● Challenge: In the data below, find every line with the string "this" and pull it out.

● Record excerpts:
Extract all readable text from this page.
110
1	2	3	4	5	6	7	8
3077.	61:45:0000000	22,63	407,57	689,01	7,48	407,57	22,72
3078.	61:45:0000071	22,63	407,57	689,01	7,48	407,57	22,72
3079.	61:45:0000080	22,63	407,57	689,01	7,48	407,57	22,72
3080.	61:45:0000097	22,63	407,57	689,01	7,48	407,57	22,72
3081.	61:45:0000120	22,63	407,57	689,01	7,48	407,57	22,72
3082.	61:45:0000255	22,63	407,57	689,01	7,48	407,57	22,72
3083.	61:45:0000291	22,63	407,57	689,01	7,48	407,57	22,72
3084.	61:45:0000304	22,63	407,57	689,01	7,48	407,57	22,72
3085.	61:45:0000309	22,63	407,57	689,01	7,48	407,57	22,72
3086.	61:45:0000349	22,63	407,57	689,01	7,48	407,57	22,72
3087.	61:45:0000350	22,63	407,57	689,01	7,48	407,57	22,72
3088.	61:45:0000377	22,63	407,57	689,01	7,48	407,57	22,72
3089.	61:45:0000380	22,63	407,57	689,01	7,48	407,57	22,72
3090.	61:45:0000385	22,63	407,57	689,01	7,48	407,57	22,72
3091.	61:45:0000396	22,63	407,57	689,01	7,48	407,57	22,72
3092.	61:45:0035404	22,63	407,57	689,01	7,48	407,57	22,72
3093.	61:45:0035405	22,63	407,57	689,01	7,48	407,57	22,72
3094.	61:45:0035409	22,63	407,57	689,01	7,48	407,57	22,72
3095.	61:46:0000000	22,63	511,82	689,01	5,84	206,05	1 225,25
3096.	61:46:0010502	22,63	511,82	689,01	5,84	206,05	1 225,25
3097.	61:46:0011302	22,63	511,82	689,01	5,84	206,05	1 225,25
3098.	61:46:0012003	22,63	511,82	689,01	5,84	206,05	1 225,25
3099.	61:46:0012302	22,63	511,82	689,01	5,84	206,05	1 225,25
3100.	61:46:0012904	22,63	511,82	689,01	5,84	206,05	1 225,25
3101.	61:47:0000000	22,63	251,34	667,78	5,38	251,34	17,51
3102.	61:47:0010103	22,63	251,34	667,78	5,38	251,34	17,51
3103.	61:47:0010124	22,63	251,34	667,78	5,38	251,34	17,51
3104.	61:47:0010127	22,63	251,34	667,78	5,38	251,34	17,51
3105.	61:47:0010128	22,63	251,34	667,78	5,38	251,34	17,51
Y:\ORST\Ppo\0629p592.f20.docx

==

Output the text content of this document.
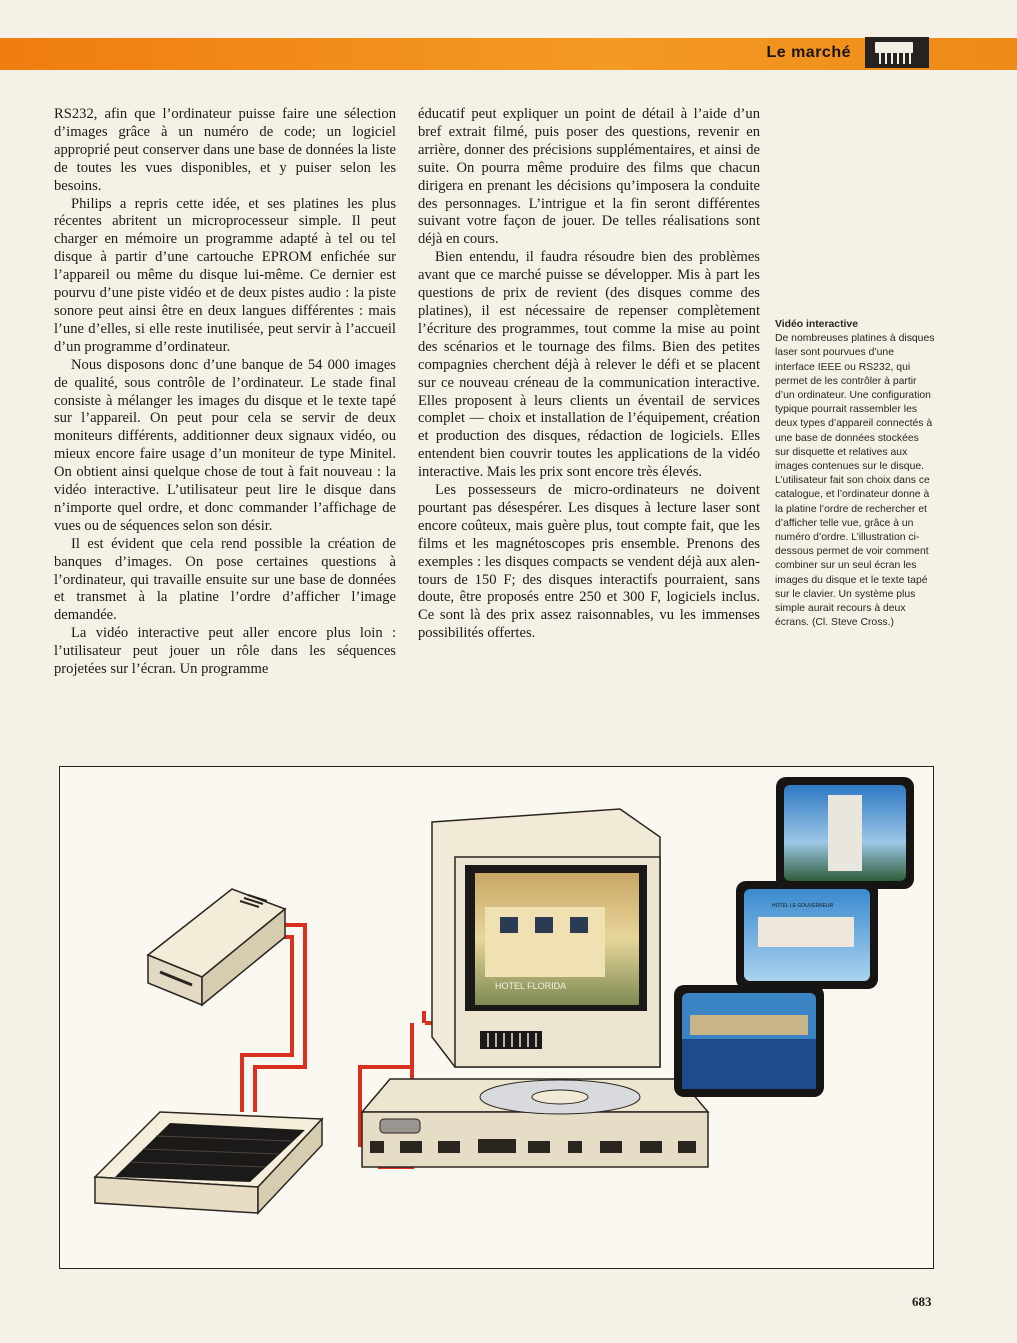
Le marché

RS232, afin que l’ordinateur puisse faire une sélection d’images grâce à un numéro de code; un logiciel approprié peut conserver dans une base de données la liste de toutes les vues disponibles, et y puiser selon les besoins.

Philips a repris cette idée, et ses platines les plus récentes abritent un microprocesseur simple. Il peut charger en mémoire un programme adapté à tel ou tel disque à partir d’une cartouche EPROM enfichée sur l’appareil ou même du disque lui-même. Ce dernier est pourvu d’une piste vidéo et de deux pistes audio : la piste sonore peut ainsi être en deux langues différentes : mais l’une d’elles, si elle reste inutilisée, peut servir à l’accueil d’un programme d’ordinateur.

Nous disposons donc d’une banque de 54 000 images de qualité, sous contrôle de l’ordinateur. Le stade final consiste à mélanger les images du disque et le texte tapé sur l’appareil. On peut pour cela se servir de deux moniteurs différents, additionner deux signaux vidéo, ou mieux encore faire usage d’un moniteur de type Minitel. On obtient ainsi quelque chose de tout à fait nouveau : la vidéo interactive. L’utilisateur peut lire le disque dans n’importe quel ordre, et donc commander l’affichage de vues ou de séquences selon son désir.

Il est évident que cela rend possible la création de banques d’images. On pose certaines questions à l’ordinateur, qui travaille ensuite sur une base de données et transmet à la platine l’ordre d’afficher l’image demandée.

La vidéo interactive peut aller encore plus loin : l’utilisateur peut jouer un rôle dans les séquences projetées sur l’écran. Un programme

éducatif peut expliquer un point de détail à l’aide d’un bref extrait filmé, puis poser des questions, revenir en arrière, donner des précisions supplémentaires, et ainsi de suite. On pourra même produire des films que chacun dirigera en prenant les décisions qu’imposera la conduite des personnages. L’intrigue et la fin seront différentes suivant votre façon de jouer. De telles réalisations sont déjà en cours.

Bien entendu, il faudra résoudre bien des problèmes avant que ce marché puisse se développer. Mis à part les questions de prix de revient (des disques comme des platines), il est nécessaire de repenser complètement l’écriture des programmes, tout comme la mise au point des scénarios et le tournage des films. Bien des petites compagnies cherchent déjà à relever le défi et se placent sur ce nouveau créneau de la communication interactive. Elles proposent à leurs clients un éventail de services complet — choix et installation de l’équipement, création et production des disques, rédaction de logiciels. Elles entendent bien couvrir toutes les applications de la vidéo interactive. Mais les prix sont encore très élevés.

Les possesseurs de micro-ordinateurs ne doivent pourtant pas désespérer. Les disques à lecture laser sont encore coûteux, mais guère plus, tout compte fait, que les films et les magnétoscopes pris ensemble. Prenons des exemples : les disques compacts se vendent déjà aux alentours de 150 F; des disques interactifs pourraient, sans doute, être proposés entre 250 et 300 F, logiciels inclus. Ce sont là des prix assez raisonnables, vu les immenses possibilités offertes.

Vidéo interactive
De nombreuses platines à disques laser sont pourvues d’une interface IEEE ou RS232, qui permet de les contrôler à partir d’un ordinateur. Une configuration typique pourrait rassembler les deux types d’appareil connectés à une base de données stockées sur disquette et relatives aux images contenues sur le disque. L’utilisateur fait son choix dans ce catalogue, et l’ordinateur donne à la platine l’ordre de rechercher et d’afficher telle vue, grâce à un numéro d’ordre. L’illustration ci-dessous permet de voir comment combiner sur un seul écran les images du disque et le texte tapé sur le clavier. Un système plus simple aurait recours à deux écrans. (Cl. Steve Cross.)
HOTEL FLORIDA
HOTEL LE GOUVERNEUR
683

● Exercise result:
Extract all readable text from this page.
Output the text content of this document.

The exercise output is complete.